**Given exercise**
Quote, verbatim, all material below, without pictures.

**Task inputs**
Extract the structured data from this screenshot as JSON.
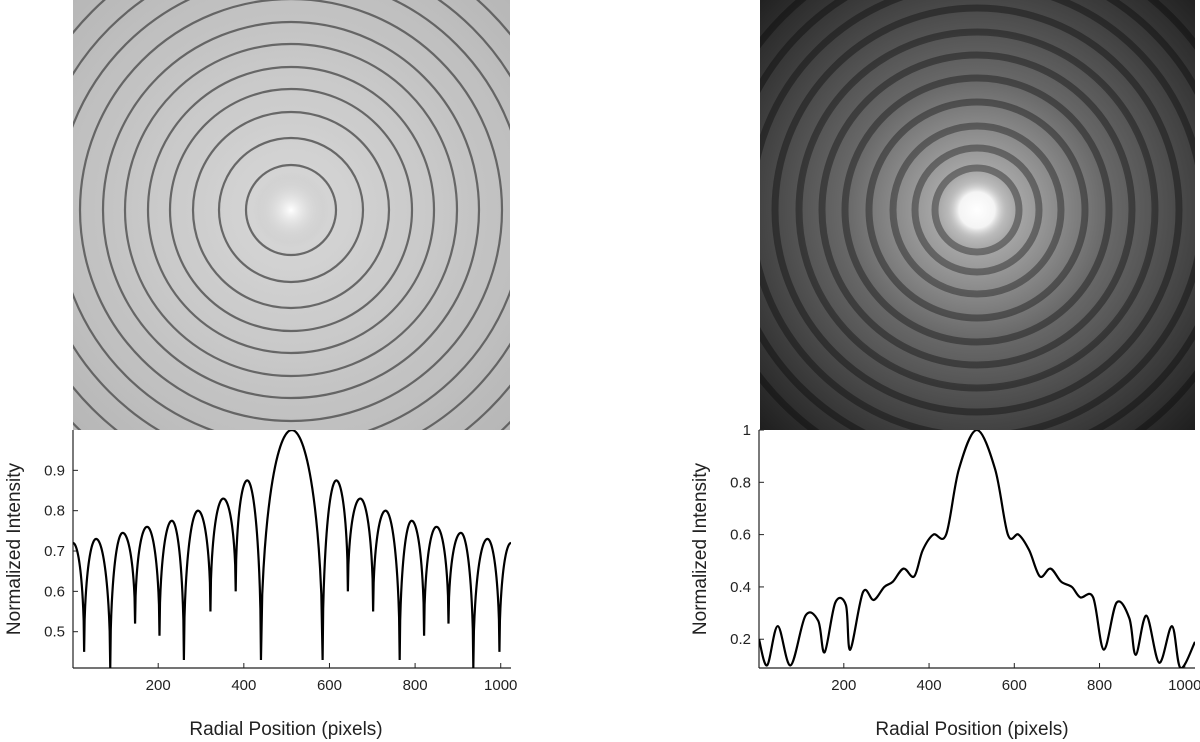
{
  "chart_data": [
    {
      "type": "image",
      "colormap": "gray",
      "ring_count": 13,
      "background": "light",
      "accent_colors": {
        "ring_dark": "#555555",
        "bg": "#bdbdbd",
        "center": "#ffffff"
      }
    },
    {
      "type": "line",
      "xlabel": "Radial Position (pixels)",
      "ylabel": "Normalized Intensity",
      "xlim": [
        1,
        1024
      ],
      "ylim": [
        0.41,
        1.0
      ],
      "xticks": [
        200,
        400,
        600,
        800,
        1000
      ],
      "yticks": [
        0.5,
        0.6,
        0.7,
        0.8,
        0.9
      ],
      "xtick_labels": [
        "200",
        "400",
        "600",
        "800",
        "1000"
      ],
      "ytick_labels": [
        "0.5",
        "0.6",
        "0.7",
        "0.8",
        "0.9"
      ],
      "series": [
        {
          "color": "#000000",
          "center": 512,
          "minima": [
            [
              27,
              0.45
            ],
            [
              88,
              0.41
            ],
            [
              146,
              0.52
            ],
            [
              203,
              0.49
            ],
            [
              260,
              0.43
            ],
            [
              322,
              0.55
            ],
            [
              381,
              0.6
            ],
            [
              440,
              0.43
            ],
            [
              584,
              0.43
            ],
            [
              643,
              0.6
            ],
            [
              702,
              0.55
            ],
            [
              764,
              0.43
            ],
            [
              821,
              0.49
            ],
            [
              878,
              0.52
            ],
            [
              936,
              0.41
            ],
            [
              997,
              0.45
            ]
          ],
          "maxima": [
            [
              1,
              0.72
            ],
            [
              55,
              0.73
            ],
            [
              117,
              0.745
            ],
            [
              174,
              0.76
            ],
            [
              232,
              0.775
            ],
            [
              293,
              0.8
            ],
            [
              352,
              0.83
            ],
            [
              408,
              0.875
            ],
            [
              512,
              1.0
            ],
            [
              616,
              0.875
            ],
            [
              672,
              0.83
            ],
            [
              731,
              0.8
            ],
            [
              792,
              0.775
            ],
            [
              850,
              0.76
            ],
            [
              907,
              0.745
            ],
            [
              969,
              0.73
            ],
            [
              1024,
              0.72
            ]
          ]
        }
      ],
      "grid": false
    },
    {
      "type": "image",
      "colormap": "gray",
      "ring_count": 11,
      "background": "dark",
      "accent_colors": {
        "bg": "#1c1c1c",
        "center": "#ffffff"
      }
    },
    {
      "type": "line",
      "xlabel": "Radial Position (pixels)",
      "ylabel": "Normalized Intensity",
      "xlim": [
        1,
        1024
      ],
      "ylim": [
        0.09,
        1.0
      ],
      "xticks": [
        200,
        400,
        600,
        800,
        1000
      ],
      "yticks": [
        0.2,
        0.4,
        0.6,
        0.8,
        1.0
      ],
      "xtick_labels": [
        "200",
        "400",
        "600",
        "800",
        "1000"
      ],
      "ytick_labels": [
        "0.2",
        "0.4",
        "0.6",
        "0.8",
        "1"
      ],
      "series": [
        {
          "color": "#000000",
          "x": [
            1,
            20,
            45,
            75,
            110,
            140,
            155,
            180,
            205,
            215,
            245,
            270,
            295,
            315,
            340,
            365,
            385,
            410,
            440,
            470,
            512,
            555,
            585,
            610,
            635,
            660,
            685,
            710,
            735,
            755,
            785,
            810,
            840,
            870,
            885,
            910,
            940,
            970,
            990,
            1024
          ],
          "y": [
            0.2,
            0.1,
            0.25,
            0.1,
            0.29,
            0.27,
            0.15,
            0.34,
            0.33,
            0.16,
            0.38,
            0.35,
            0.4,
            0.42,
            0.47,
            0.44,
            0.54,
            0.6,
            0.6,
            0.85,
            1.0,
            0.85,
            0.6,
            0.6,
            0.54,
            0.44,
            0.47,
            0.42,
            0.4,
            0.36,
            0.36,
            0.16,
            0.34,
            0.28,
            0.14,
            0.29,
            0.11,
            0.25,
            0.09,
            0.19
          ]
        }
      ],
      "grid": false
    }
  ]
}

**Solution**
Extract the structured data from this screenshot as JSON.
{
  "chart_data": [
    {
      "type": "image",
      "colormap": "gray",
      "ring_count": 13,
      "background": "light",
      "accent_colors": {
        "ring_dark": "#555555",
        "bg": "#bdbdbd",
        "center": "#ffffff"
      }
    },
    {
      "type": "line",
      "xlabel": "Radial Position (pixels)",
      "ylabel": "Normalized Intensity",
      "xlim": [
        1,
        1024
      ],
      "ylim": [
        0.41,
        1.0
      ],
      "xticks": [
        200,
        400,
        600,
        800,
        1000
      ],
      "yticks": [
        0.5,
        0.6,
        0.7,
        0.8,
        0.9
      ],
      "xtick_labels": [
        "200",
        "400",
        "600",
        "800",
        "1000"
      ],
      "ytick_labels": [
        "0.5",
        "0.6",
        "0.7",
        "0.8",
        "0.9"
      ],
      "series": [
        {
          "color": "#000000",
          "center": 512,
          "minima": [
            [
              27,
              0.45
            ],
            [
              88,
              0.41
            ],
            [
              146,
              0.52
            ],
            [
              203,
              0.49
            ],
            [
              260,
              0.43
            ],
            [
              322,
              0.55
            ],
            [
              381,
              0.6
            ],
            [
              440,
              0.43
            ],
            [
              584,
              0.43
            ],
            [
              643,
              0.6
            ],
            [
              702,
              0.55
            ],
            [
              764,
              0.43
            ],
            [
              821,
              0.49
            ],
            [
              878,
              0.52
            ],
            [
              936,
              0.41
            ],
            [
              997,
              0.45
            ]
          ],
          "maxima": [
            [
              1,
              0.72
            ],
            [
              55,
              0.73
            ],
            [
              117,
              0.745
            ],
            [
              174,
              0.76
            ],
            [
              232,
              0.775
            ],
            [
              293,
              0.8
            ],
            [
              352,
              0.83
            ],
            [
              408,
              0.875
            ],
            [
              512,
              1.0
            ],
            [
              616,
              0.875
            ],
            [
              672,
              0.83
            ],
            [
              731,
              0.8
            ],
            [
              792,
              0.775
            ],
            [
              850,
              0.76
            ],
            [
              907,
              0.745
            ],
            [
              969,
              0.73
            ],
            [
              1024,
              0.72
            ]
          ]
        }
      ],
      "grid": false
    },
    {
      "type": "image",
      "colormap": "gray",
      "ring_count": 11,
      "background": "dark",
      "accent_colors": {
        "bg": "#1c1c1c",
        "center": "#ffffff"
      }
    },
    {
      "type": "line",
      "xlabel": "Radial Position (pixels)",
      "ylabel": "Normalized Intensity",
      "xlim": [
        1,
        1024
      ],
      "ylim": [
        0.09,
        1.0
      ],
      "xticks": [
        200,
        400,
        600,
        800,
        1000
      ],
      "yticks": [
        0.2,
        0.4,
        0.6,
        0.8,
        1.0
      ],
      "xtick_labels": [
        "200",
        "400",
        "600",
        "800",
        "1000"
      ],
      "ytick_labels": [
        "0.2",
        "0.4",
        "0.6",
        "0.8",
        "1"
      ],
      "series": [
        {
          "color": "#000000",
          "x": [
            1,
            20,
            45,
            75,
            110,
            140,
            155,
            180,
            205,
            215,
            245,
            270,
            295,
            315,
            340,
            365,
            385,
            410,
            440,
            470,
            512,
            555,
            585,
            610,
            635,
            660,
            685,
            710,
            735,
            755,
            785,
            810,
            840,
            870,
            885,
            910,
            940,
            970,
            990,
            1024
          ],
          "y": [
            0.2,
            0.1,
            0.25,
            0.1,
            0.29,
            0.27,
            0.15,
            0.34,
            0.33,
            0.16,
            0.38,
            0.35,
            0.4,
            0.42,
            0.47,
            0.44,
            0.54,
            0.6,
            0.6,
            0.85,
            1.0,
            0.85,
            0.6,
            0.6,
            0.54,
            0.44,
            0.47,
            0.42,
            0.4,
            0.36,
            0.36,
            0.16,
            0.34,
            0.28,
            0.14,
            0.29,
            0.11,
            0.25,
            0.09,
            0.19
          ]
        }
      ],
      "grid": false
    }
  ]
}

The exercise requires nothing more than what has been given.